• [Task prompt]:
Quote the whole listing word for word, please.

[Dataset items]
════════════════
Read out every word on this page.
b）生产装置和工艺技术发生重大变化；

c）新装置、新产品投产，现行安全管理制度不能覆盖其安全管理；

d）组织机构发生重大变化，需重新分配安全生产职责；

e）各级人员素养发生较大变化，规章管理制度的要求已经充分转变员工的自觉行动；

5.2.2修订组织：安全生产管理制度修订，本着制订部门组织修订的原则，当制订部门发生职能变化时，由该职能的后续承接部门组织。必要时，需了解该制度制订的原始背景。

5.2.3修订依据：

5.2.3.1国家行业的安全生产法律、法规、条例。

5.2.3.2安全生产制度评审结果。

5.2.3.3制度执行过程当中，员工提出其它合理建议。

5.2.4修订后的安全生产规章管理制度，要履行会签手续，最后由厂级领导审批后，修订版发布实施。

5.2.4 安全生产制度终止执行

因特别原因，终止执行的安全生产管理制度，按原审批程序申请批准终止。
════════════════
• [The result]:
Read out every word on this page.
b）生产装置和工艺技术发生重大变化；

c）新装置、新产品投产，现行安全管理制度不能覆盖其安全管理；

d）组织机构发生重大变化，需重新分配安全生产职责；

e）各级人员素养发生较大变化，规章管理制度的要求已经充分转变员工的自觉行动；

5.2.2修订组织：安全生产管理制度修订，本着制订部门组织修订的原则，当制订部门发生职能变化时，由该职能的后续承接部门组织。必要时，需了解该制度制订的原始背景。

5.2.3修订依据：

5.2.3.1国家行业的安全生产法律、法规、条例。

5.2.3.2安全生产制度评审结果。

5.2.3.3制度执行过程当中，员工提出其它合理建议。

5.2.4修订后的安全生产规章管理制度，要履行会签手续，最后由厂级领导审批后，修订版发布实施。

5.2.4 安全生产制度终止执行

因特别原因，终止执行的安全生产管理制度，按原审批程序申请批准终止。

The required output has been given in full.